• **TEXTE SOURCE**:
_ _ _ _ _ _ _
Amina Sboui, à l'époque où elle était encore la coqueluche de certains médias français. Ici, sur France2 pour "analyser" la révolution des gueux !
Dans une lettre révélée par Libération, l'ex-Femen tunisienne avoue qu'elle a complètement inventé son agression par des salafistes, en juillet, à Paris, et demande pardon.
La lettre, Amina Sboui, 19 ans, la relit une dernière fois, sur un coin de table blanc. Elle va l’envoyer au procureur. Elle commence à la réciter à haute voix : «Il m’a fallu beaucoup de temps, d’épreuves, d’échanges avec mes proches pour admettre que je n’étais pas si forte et si indemne que ce que je pensais, avec tout ce que j’ai vécu.» Elle sourit, un peu gênée, elle n’ose pas trop nous regarder dans les yeux. «Voilà, je suis désolée, j’explique ma faute», nous dit l’ancienne Femen, connue pour avoir posé seins nus, en Tunisie, et avoir été emprisonnée pour cela.
_ _ _ _ _ _ _
• **ENTRÉES AFFICHÉES**:

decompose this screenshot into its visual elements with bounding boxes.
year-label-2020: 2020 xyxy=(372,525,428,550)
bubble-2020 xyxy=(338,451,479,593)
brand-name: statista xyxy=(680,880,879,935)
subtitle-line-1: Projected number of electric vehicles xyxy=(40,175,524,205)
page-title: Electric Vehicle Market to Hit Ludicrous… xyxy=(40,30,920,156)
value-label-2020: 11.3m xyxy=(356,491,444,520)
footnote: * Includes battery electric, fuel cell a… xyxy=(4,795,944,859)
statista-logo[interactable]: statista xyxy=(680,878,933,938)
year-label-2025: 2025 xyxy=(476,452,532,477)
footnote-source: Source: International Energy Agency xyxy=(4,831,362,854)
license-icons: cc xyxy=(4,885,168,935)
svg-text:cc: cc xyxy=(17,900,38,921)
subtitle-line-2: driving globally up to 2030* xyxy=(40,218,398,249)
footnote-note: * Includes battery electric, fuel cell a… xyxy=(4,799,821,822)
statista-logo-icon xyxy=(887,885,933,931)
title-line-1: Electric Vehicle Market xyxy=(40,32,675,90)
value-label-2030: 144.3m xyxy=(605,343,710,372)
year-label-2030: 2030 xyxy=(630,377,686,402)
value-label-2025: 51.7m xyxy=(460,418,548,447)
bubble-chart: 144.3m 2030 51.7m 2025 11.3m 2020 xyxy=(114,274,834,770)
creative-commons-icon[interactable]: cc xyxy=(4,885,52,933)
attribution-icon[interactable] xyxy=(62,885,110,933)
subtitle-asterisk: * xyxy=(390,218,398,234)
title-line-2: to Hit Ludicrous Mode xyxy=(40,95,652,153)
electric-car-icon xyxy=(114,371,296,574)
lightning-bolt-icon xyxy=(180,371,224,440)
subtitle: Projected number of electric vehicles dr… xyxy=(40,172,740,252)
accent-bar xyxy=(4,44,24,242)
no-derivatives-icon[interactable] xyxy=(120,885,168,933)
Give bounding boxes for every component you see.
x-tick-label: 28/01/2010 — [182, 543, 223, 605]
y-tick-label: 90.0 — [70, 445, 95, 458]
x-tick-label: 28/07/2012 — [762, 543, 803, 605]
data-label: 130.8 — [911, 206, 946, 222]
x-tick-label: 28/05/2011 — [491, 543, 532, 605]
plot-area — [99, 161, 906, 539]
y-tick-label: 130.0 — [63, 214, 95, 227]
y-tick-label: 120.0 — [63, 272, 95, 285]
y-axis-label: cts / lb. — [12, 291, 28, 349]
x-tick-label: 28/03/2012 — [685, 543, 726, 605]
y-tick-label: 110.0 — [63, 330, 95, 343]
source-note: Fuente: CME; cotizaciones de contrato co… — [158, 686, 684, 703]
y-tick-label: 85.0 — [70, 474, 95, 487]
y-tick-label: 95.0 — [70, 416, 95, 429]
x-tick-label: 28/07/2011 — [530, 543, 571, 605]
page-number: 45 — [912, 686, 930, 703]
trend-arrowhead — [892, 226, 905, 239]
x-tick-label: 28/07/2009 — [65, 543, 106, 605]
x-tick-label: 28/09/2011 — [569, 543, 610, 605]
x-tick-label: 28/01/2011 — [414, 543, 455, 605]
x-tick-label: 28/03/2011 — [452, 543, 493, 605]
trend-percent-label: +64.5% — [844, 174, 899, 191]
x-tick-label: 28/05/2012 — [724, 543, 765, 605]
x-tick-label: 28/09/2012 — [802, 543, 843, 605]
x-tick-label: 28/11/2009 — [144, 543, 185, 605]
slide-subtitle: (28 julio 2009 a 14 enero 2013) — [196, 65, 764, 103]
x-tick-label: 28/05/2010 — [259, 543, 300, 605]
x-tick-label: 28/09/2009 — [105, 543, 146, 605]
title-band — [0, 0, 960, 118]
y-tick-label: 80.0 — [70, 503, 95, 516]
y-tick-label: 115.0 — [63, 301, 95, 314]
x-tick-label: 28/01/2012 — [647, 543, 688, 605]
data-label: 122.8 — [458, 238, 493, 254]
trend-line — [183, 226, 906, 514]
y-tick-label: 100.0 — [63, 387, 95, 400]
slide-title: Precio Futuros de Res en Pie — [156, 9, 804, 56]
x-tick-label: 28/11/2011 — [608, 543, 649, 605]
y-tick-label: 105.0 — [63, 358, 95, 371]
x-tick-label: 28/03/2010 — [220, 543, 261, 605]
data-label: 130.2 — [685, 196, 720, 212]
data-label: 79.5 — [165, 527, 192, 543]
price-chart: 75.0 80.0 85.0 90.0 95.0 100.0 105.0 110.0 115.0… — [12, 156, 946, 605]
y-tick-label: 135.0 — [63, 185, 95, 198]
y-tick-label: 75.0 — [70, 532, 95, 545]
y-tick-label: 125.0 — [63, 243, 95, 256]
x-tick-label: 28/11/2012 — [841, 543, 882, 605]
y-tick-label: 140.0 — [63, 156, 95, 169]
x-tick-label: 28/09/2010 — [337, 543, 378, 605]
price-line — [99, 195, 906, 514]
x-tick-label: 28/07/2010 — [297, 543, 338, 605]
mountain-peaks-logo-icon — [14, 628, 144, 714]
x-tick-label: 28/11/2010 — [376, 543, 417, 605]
_ _ _ _ _ _ _
• **ÉNONCÉ 1**: D'après le texte sur Amina Sboui, à qui celle-ci va-t-elle envoyer sa lettre ?
• **ÉNONCÉ 2**: Rédigez la suite du texte sur Amina Sboui en commençant après sa dernière phrase.

• **RÉPONSE FINALE 1**: Au procureur.

• **RÉPONSE FINALE 2**:
Le 6 juillet dernier, elle poste un message sur Facebook. Elle raconte qu’au petit matin elle a été agressée par des salafistes dans le métro, place Clichy. Ils l’auraient insultée et rasé ses sourcils. L’information est reprise par les médias, la machine s’emballe. Problème, rien n’est vrai, elle a tout inventé. Très vite, le 14, elle est mise en garde à vue. La police l’accuse de «dénonciation mensongère», elle risque six mois de prison et 7 500 euros d’amende. Elle se défend, continue d’asséner sa version. Lorsqu’on l’avait rencontrée, il y a trois semaines, elle maintenait toujours ses positions. Elle n’était pas encore prête à parler.
«Quand j’ai posté ce message, j’ai oublié comme une conne que j’étais Amina Sboui, essaye-t-elle d'expliquer. Pour moi, c’était un appel au secours pour mes amis, mes proches, ce n’était pas adressé à la presse ou à la police. Le problème, c’est qu’il y a plein de journalistes qui me suivent, qui ont commencé à m’appeler, à écrire dessus. Je ne pouvais plus dire que c’était un mensonge.»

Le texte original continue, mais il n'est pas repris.